RECORD EXCERPTS —

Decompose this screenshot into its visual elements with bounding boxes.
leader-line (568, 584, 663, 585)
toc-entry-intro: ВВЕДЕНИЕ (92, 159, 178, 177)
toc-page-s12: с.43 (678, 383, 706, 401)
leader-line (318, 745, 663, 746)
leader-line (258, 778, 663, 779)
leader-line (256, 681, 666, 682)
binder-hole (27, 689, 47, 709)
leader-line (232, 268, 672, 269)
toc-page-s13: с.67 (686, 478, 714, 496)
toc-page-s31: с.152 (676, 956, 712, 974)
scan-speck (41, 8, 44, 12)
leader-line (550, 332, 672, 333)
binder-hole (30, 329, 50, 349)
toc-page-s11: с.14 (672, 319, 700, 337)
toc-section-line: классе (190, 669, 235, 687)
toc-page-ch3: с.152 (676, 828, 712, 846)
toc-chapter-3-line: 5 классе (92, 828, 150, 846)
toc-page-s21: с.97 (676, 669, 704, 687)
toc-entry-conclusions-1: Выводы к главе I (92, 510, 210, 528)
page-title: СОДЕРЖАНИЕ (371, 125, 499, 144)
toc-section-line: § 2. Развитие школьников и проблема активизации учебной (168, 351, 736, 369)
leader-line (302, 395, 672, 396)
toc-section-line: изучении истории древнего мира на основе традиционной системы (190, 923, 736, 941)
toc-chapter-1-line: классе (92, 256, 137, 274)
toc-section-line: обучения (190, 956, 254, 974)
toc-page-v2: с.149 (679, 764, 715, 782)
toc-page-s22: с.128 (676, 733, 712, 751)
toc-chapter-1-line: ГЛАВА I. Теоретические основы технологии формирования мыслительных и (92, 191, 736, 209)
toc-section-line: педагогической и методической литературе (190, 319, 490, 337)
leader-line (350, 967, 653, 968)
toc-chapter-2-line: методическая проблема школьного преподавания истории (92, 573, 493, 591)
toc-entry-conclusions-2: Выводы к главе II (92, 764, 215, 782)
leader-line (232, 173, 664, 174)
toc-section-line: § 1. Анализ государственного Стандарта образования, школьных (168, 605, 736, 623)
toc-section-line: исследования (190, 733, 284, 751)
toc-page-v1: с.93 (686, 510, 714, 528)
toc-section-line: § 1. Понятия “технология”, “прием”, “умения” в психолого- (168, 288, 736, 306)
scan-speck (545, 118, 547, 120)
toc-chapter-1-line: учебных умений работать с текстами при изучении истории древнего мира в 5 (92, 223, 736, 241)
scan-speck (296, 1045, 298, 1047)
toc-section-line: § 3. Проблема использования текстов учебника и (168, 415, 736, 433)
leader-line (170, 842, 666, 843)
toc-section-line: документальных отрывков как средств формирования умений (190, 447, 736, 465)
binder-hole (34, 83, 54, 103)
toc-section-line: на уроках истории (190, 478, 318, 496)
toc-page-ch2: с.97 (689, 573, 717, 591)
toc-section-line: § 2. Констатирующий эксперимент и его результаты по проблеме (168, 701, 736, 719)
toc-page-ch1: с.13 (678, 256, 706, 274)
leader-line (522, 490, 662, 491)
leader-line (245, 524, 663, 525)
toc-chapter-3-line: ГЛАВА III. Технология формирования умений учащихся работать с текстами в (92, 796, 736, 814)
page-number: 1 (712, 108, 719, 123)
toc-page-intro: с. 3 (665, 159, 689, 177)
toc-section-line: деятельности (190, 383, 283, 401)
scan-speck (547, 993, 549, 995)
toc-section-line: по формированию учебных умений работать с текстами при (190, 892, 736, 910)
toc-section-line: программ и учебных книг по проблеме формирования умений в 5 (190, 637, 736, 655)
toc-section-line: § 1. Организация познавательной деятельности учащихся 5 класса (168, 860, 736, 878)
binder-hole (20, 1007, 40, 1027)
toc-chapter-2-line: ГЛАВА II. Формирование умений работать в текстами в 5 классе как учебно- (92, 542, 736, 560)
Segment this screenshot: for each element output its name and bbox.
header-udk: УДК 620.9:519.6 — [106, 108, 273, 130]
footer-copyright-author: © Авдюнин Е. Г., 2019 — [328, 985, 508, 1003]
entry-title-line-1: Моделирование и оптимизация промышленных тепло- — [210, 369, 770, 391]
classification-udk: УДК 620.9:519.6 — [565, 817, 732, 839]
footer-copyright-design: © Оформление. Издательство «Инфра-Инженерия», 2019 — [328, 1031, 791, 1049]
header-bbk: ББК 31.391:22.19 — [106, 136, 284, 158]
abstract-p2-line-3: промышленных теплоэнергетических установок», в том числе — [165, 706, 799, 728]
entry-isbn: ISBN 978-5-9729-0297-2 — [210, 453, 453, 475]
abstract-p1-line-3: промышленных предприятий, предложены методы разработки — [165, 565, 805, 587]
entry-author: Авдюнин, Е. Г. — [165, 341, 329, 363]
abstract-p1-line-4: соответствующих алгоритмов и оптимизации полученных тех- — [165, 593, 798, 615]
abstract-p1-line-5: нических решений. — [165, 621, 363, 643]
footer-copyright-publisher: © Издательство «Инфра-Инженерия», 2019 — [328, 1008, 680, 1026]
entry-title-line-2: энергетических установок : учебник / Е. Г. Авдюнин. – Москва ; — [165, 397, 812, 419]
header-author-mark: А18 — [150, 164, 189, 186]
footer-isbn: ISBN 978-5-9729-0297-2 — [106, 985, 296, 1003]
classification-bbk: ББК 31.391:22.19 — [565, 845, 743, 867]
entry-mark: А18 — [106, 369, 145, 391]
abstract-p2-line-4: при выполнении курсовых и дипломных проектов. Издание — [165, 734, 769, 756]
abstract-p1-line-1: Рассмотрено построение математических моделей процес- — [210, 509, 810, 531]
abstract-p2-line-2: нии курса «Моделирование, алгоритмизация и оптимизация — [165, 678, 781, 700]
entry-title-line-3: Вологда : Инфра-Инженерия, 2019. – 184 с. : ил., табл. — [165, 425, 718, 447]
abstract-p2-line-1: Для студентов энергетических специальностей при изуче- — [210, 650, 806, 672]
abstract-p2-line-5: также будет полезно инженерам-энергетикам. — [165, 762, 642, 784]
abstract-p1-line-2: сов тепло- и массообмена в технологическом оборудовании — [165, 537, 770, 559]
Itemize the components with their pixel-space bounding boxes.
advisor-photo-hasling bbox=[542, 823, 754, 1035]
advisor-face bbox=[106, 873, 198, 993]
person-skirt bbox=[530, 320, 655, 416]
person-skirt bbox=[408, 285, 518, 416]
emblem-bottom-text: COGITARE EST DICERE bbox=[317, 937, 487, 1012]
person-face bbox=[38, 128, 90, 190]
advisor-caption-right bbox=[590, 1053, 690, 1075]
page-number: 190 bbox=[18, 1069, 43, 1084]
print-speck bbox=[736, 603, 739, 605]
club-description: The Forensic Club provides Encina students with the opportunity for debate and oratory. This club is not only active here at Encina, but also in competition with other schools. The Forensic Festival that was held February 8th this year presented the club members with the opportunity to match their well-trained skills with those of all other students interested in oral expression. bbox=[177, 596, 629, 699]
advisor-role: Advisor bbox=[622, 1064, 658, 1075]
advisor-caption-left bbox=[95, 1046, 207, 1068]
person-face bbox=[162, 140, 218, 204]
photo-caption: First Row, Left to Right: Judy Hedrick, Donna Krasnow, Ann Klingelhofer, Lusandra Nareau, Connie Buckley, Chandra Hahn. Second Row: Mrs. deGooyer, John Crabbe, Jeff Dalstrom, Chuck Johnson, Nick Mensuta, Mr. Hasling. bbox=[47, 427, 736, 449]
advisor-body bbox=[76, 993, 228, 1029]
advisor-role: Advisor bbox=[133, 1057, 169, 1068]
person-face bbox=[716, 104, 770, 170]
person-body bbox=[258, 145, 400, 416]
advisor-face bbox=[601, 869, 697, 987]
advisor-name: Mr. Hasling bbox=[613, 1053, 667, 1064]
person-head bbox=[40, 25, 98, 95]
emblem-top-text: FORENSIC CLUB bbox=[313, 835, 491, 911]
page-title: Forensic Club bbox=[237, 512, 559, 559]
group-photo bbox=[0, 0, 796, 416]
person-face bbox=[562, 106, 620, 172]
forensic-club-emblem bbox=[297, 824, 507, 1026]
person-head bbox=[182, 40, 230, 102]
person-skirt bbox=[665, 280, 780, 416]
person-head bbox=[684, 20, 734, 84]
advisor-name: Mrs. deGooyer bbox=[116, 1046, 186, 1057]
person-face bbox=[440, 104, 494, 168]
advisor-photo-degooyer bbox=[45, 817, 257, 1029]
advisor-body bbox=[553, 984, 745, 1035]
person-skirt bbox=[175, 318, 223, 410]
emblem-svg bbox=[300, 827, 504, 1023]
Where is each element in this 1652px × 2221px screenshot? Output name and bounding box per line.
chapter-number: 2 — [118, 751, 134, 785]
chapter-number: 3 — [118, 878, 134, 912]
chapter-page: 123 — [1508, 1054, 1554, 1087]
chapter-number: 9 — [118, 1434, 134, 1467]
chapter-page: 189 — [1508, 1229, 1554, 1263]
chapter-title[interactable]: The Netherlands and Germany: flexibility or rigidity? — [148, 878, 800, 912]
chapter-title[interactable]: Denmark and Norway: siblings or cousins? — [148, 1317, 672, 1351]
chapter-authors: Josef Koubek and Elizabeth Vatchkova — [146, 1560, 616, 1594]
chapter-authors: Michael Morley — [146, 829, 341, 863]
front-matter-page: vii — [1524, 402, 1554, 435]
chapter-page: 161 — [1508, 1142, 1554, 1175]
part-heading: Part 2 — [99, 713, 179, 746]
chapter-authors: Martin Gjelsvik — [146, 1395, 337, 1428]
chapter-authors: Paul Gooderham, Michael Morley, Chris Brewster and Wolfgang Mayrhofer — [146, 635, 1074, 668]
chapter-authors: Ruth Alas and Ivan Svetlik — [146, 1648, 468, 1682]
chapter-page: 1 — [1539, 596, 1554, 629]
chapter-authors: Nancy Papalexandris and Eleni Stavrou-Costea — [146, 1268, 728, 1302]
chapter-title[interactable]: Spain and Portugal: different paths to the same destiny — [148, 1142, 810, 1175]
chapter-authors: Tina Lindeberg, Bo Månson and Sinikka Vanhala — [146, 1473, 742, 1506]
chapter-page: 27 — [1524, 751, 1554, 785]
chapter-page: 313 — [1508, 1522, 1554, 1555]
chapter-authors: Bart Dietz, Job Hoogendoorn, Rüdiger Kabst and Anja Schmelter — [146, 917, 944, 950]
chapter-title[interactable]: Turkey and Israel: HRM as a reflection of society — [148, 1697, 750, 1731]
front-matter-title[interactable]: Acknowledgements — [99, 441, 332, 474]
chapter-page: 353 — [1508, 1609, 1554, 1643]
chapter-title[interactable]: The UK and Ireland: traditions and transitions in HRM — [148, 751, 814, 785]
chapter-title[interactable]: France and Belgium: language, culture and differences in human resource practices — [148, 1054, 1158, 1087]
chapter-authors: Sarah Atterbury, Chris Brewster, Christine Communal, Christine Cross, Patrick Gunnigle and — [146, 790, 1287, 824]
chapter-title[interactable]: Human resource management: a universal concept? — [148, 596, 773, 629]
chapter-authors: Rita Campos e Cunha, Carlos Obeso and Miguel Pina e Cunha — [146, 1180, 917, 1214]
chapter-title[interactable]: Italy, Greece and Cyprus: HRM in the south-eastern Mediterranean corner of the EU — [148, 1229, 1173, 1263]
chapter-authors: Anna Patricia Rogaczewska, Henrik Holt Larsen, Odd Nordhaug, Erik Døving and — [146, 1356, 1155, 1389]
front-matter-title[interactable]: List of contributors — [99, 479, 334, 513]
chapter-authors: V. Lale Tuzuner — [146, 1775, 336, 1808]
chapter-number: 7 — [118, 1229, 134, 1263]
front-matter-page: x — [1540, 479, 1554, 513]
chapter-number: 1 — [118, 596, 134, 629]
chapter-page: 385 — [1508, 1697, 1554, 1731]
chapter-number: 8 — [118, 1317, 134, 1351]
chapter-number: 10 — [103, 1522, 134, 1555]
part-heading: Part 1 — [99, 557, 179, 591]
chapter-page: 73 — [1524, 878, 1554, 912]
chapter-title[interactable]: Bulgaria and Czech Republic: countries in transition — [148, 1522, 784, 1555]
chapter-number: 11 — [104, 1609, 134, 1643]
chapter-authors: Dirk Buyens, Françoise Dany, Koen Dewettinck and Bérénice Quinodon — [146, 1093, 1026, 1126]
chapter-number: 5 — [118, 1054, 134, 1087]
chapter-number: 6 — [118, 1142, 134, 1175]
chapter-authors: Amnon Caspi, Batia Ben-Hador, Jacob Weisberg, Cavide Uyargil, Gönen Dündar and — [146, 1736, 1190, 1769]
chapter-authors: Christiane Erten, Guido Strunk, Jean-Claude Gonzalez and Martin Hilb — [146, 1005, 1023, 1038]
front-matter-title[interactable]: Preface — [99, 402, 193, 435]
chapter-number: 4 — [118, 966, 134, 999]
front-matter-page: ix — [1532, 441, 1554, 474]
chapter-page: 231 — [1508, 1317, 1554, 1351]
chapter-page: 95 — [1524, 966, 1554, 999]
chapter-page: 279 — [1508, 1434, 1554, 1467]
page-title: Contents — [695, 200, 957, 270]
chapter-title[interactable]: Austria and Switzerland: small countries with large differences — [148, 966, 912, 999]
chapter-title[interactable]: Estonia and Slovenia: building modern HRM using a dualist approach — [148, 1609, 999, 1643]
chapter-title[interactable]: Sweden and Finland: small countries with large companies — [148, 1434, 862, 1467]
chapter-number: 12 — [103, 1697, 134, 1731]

INSTRUCTIONS TO FOLLOW — Rewrite the data from its first line through the line containing "leader-line (350, 967, 653, 968)", inclusive. Replace every "binder-hole" with "punch-hole" and leave everything else unchanged.

RESULT FOR THIS EXERCISE —
Decompose this screenshot into its visual elements with bounding boxes.
leader-line (568, 584, 663, 585)
toc-entry-intro: ВВЕДЕНИЕ (92, 159, 178, 177)
toc-page-s12: с.43 (678, 383, 706, 401)
leader-line (318, 745, 663, 746)
leader-line (258, 778, 663, 779)
leader-line (256, 681, 666, 682)
punch-hole (27, 689, 47, 709)
leader-line (232, 268, 672, 269)
toc-page-s13: с.67 (686, 478, 714, 496)
toc-page-s31: с.152 (676, 956, 712, 974)
scan-speck (41, 8, 44, 12)
leader-line (550, 332, 672, 333)
punch-hole (30, 329, 50, 349)
toc-page-s11: с.14 (672, 319, 700, 337)
toc-section-line: классе (190, 669, 235, 687)
toc-page-ch3: с.152 (676, 828, 712, 846)
toc-chapter-3-line: 5 классе (92, 828, 150, 846)
toc-page-s21: с.97 (676, 669, 704, 687)
toc-entry-conclusions-1: Выводы к главе I (92, 510, 210, 528)
page-title: СОДЕРЖАНИЕ (371, 125, 499, 144)
toc-section-line: § 2. Развитие школьников и проблема активизации учебной (168, 351, 736, 369)
leader-line (302, 395, 672, 396)
toc-section-line: изучении истории древнего мира на основе традиционной системы (190, 923, 736, 941)
toc-chapter-1-line: классе (92, 256, 137, 274)
toc-section-line: обучения (190, 956, 254, 974)
toc-page-v2: с.149 (679, 764, 715, 782)
toc-page-s22: с.128 (676, 733, 712, 751)
toc-chapter-1-line: ГЛАВА I. Теоретические основы технологии формирования мыслительных и (92, 191, 736, 209)
toc-section-line: педагогической и методической литературе (190, 319, 490, 337)
leader-line (350, 967, 653, 968)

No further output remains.